### Your task
Look through the material below for "this". Copy every line that contains it.

### Data to process
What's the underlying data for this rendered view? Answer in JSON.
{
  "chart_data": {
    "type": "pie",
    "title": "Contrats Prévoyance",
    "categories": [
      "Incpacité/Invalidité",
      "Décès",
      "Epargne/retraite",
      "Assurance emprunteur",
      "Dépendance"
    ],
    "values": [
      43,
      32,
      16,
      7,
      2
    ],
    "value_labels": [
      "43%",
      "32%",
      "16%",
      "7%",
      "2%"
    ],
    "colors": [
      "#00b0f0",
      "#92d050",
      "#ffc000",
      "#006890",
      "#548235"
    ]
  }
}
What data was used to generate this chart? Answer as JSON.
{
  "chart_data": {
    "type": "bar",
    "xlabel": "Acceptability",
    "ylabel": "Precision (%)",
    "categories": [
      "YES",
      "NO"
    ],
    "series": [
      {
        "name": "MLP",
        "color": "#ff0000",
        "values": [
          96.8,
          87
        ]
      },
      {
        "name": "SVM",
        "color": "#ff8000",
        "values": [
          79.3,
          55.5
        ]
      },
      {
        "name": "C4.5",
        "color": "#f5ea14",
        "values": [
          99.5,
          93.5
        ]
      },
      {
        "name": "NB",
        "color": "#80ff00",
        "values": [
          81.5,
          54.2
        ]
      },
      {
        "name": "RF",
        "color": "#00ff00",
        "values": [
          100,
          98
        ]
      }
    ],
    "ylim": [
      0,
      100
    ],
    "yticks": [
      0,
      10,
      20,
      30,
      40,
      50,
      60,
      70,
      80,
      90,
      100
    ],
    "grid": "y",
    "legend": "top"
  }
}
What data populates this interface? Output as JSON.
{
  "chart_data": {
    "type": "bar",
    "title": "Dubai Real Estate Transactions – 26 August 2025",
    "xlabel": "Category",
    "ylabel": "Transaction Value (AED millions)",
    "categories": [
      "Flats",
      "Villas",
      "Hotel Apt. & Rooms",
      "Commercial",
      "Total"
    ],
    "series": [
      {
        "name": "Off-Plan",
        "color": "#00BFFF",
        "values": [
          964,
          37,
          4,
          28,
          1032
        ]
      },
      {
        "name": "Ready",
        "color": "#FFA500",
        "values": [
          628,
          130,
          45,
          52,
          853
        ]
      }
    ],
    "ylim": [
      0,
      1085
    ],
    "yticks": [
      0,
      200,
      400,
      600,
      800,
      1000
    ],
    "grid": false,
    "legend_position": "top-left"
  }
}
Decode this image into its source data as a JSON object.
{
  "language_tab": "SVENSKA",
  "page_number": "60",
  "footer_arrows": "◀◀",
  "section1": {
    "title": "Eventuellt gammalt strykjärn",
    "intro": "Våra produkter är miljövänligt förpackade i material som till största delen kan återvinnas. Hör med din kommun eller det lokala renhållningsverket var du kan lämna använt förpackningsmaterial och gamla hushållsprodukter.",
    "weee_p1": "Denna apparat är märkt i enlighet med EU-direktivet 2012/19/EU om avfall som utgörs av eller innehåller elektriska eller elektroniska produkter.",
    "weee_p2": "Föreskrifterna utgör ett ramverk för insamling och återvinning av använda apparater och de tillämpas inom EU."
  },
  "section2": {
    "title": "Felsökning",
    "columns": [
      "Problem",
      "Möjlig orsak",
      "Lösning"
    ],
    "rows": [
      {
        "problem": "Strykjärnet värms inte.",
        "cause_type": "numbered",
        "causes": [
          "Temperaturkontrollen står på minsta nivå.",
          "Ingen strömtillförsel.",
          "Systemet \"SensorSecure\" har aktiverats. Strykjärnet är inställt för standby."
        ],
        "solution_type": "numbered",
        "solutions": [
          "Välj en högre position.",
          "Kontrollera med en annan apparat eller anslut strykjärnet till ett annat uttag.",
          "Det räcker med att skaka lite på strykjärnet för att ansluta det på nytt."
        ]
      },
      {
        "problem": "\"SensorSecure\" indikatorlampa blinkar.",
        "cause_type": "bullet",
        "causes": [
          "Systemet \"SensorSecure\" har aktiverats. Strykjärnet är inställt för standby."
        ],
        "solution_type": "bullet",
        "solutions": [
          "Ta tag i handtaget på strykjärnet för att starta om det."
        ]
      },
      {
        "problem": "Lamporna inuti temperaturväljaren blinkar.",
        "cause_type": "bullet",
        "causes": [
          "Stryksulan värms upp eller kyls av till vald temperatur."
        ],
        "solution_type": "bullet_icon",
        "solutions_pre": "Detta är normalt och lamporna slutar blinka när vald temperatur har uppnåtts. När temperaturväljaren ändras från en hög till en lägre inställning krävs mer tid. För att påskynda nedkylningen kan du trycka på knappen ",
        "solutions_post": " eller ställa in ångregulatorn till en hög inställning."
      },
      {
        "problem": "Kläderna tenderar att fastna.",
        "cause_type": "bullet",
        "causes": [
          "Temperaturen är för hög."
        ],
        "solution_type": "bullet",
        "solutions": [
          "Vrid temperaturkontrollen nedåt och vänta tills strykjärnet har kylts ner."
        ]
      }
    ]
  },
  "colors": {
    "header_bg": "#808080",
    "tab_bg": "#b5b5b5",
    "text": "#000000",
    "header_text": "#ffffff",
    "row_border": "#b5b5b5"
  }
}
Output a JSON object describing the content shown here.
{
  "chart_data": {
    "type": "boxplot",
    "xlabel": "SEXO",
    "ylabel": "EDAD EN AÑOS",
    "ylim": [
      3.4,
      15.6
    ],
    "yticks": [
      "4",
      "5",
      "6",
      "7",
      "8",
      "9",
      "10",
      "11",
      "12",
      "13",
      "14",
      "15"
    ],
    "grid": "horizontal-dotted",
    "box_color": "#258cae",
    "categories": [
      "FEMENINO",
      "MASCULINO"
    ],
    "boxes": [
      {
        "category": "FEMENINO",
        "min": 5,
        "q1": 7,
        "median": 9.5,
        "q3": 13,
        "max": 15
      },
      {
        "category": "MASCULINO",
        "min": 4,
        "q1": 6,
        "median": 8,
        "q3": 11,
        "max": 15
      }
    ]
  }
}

### Complete response
What's the underlying data for this rendered view? Answer in JSON.
What data was used to generate this chart? Answer as JSON.
What data populates this interface? Output as JSON.
Decode this image into its source data as a JSON object.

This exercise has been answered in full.